Document section: Begin
= Light soaking =

Light soaking refers to the change in power output of solar cells which can be measured after illumination. This can either be an increase or decrease, depending on the type of solar cell. The cause of this effect and the consequences on efficiency varies per type of solar cell. Light soaking can generally cause either metastable electrical or structural effects. Electrical effects can vary the efficiency depending on illumination, electrical bias and temperature, where structural effects actually changes the structure of the material and performance is often permanently altered.

Although in many cases light soaking actually increases the efficiency of the solar cell, the effect is still seen as problematic since stability in power output is an important requirement for solar cells and the devices connected to solar cells. Also, in order to accurately determine the lifetime of solar cells, it is important to know how the cells are affected by light soaking over time.
Document section: End
Extracted information: Begin
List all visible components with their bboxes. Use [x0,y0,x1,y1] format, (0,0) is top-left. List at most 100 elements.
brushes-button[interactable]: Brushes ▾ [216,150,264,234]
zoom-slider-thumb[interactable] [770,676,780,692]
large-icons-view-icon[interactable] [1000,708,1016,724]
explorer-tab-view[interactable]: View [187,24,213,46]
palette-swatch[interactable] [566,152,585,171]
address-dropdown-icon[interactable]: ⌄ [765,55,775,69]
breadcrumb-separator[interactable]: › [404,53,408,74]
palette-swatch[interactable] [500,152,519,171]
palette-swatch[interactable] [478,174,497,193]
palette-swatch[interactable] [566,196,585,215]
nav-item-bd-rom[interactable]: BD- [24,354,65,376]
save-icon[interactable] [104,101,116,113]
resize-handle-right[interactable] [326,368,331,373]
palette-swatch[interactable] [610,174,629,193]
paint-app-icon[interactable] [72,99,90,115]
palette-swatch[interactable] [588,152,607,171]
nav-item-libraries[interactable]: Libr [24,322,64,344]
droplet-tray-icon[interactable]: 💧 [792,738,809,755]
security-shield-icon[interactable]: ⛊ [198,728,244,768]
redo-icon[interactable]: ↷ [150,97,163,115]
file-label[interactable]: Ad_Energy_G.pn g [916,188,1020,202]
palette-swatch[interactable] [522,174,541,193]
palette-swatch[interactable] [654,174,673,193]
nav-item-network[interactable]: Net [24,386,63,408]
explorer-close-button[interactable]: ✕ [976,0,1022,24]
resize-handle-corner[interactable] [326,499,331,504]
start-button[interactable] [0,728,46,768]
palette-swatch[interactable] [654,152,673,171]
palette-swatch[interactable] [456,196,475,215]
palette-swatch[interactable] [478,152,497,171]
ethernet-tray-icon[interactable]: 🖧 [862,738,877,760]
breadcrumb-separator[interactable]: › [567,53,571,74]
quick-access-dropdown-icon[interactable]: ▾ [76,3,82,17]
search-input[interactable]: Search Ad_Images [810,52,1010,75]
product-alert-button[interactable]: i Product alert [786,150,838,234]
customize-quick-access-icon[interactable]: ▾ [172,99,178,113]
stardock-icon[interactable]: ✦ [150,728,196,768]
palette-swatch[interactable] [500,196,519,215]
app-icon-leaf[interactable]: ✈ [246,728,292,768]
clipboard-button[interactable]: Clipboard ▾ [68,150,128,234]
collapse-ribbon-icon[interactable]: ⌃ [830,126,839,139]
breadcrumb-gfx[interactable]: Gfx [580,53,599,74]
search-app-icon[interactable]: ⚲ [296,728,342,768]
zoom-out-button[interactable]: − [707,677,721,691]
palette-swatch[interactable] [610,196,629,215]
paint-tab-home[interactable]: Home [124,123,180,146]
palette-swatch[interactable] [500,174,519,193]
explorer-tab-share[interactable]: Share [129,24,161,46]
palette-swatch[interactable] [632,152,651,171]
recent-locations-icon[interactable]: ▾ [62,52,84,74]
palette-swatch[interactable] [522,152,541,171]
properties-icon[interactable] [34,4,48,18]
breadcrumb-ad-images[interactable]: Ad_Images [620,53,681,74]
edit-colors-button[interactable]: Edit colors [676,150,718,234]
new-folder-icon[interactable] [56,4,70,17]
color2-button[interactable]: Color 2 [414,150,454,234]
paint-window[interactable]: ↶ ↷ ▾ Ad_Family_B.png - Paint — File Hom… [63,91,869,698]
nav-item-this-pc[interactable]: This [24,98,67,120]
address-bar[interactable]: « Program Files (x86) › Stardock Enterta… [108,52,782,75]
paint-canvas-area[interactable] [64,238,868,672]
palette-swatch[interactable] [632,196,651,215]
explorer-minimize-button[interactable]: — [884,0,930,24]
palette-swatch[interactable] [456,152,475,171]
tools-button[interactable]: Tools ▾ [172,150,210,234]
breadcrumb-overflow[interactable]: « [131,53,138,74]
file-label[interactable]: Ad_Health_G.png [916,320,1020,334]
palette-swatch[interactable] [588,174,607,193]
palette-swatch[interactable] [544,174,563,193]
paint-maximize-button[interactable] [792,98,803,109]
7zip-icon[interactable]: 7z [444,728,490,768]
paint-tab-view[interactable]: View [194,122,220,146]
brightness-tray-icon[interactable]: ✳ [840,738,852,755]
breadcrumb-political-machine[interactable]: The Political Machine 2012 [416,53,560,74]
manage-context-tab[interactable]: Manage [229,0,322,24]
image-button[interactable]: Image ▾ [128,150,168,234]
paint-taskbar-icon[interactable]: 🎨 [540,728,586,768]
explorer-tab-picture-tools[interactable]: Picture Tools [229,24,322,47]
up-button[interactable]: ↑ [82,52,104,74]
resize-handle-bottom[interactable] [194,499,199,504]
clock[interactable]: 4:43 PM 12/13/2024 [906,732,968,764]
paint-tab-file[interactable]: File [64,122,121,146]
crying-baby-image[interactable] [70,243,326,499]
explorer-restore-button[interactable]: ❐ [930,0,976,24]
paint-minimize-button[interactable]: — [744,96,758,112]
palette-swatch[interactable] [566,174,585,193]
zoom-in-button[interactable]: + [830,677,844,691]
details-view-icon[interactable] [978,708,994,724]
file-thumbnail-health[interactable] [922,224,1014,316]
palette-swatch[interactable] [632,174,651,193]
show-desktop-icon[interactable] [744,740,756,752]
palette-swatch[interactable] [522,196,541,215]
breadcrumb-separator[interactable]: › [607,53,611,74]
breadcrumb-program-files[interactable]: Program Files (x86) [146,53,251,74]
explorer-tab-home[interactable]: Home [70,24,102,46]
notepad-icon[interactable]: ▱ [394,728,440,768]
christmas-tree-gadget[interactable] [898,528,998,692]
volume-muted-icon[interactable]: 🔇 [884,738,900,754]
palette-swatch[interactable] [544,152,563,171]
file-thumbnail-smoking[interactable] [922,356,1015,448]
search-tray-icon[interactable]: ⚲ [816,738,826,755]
Extracted information: End
> _Tasks and exercises_:
1 – According to the light soaking article, what two kinds of effects can light soaking generally cause?
2 – Quote the light soaking article between "Light soaking refers" and "often permanently altered.", inclusive.
3 – Shorten the paragraph of the light soaking article that begins "Although in many cases light soaking" and keep its main facts.
The data that comes after the text is a separate set of material.

> _Responses to the tasks_:
1 – Metastable electrical effects or structural effects.

2 –
Light soaking refers to the change in power output of solar cells which can be measured after illumination. This can either be an increase or decrease, depending on the type of solar cell. The cause of this effect and the consequences on efficiency varies per type of solar cell. Light soaking can generally cause either metastable electrical or structural effects. Electrical effects can vary the efficiency depending on illumination, electrical bias and temperature, where structural effects actually changes the structure of the material and performance is often permanently altered.

3 – Light soaking is considered problematic even though it often raises efficiency, because solar cells and the devices connected to them need a stable power output. Its effects over time must also be known to determine solar cell lifetime accurately.